Saved data entries:

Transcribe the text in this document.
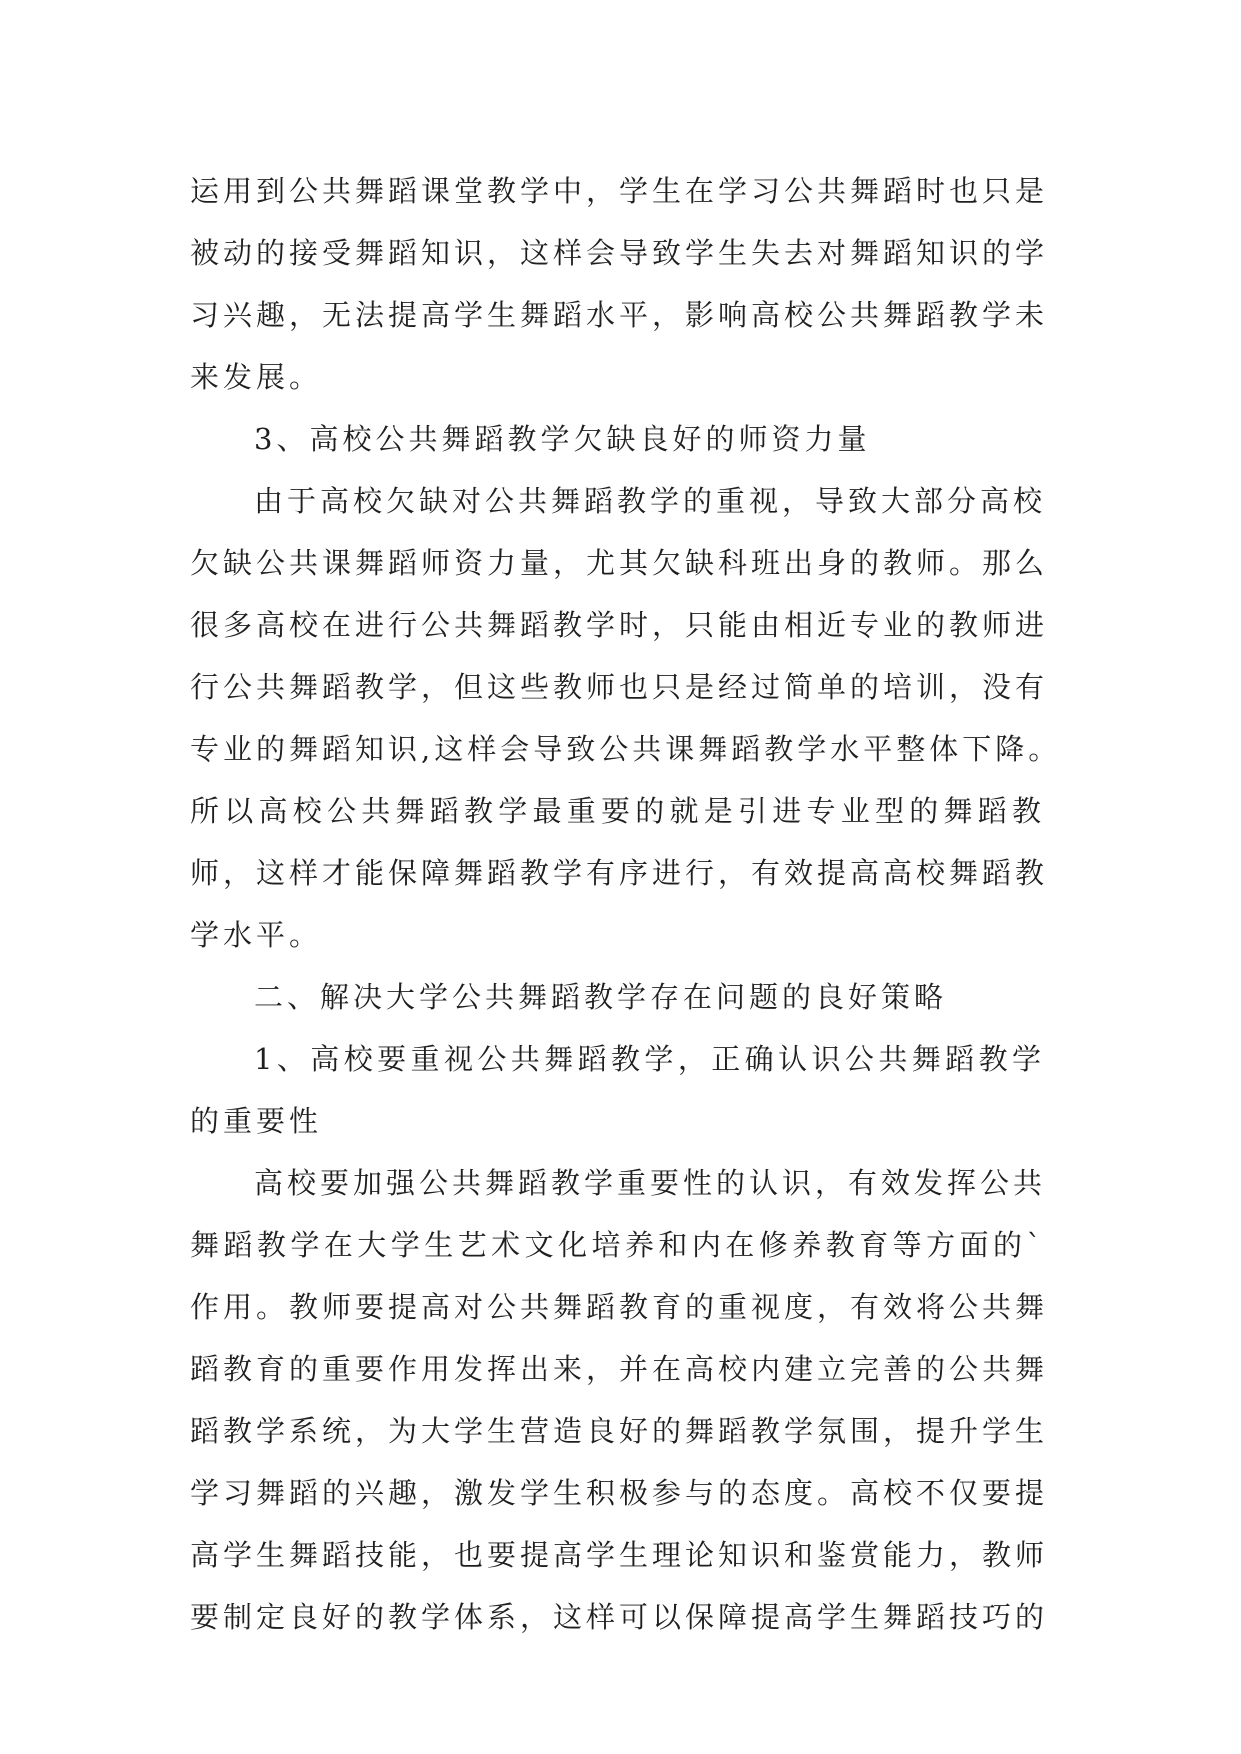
运用到公共舞蹈课堂教学中，学生在学习公共舞蹈时也只是
被动的接受舞蹈知识，这样会导致学生失去对舞蹈知识的学
习兴趣，无法提高学生舞蹈水平，影响高校公共舞蹈教学未
来发展。
3、高校公共舞蹈教学欠缺良好的师资力量
由于高校欠缺对公共舞蹈教学的重视，导致大部分高校
欠缺公共课舞蹈师资力量，尤其欠缺科班出身的教师。那么
很多高校在进行公共舞蹈教学时，只能由相近专业的教师进
行公共舞蹈教学，但这些教师也只是经过简单的培训，没有
专业的舞蹈知识,这样会导致公共课舞蹈教学水平整体下降。
所以高校公共舞蹈教学最重要的就是引进专业型的舞蹈教
师，这样才能保障舞蹈教学有序进行，有效提高高校舞蹈教
学水平。
二、解决大学公共舞蹈教学存在问题的良好策略
1、高校要重视公共舞蹈教学，正确认识公共舞蹈教学
的重要性
高校要加强公共舞蹈教学重要性的认识，有效发挥公共
舞蹈教学在大学生艺术文化培养和内在修养教育等方面的`
作用。教师要提高对公共舞蹈教育的重视度，有效将公共舞
蹈教育的重要作用发挥出来，并在高校内建立完善的公共舞
蹈教学系统，为大学生营造良好的舞蹈教学氛围，提升学生
学习舞蹈的兴趣，激发学生积极参与的态度。高校不仅要提
高学生舞蹈技能，也要提高学生理论知识和鉴赏能力，教师
要制定良好的教学体系，这样可以保障提高学生舞蹈技巧的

* **Work required**
Without including the pictures, reproduce all entries exactly.

* **The output**
Transcribe the text in this document.
运用到公共舞蹈课堂教学中，学生在学习公共舞蹈时也只是
被动的接受舞蹈知识，这样会导致学生失去对舞蹈知识的学
习兴趣，无法提高学生舞蹈水平，影响高校公共舞蹈教学未
来发展。
3、高校公共舞蹈教学欠缺良好的师资力量
由于高校欠缺对公共舞蹈教学的重视，导致大部分高校
欠缺公共课舞蹈师资力量，尤其欠缺科班出身的教师。那么
很多高校在进行公共舞蹈教学时，只能由相近专业的教师进
行公共舞蹈教学，但这些教师也只是经过简单的培训，没有
专业的舞蹈知识,这样会导致公共课舞蹈教学水平整体下降。
所以高校公共舞蹈教学最重要的就是引进专业型的舞蹈教
师，这样才能保障舞蹈教学有序进行，有效提高高校舞蹈教
学水平。
二、解决大学公共舞蹈教学存在问题的良好策略
1、高校要重视公共舞蹈教学，正确认识公共舞蹈教学
的重要性
高校要加强公共舞蹈教学重要性的认识，有效发挥公共
舞蹈教学在大学生艺术文化培养和内在修养教育等方面的`
作用。教师要提高对公共舞蹈教育的重视度，有效将公共舞
蹈教育的重要作用发挥出来，并在高校内建立完善的公共舞
蹈教学系统，为大学生营造良好的舞蹈教学氛围，提升学生
学习舞蹈的兴趣，激发学生积极参与的态度。高校不仅要提
高学生舞蹈技能，也要提高学生理论知识和鉴赏能力，教师
要制定良好的教学体系，这样可以保障提高学生舞蹈技巧的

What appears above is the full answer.